#### [The request]
Output all of the entries exactly as written.

#### [Records supplied]
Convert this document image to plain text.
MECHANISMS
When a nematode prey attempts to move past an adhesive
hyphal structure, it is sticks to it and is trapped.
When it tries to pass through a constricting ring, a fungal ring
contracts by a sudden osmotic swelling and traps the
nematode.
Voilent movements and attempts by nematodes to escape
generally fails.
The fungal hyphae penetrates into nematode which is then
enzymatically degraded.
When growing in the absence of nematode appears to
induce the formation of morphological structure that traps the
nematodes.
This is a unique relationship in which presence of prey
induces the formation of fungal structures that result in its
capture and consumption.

#### [Completed exercise]
Convert this document image to plain text.
MECHANISMS
When a nematode prey attempts to move past an adhesive
hyphal structure, it is sticks to it and is trapped.
When it tries to pass through a constricting ring, a fungal ring
contracts by a sudden osmotic swelling and traps the
nematode.
Voilent movements and attempts by nematodes to escape
generally fails.
The fungal hyphae penetrates into nematode which is then
enzymatically degraded.
When growing in the absence of nematode appears to
induce the formation of morphological structure that traps the
nematodes.
This is a unique relationship in which presence of prey
induces the formation of fungal structures that result in its
capture and consumption.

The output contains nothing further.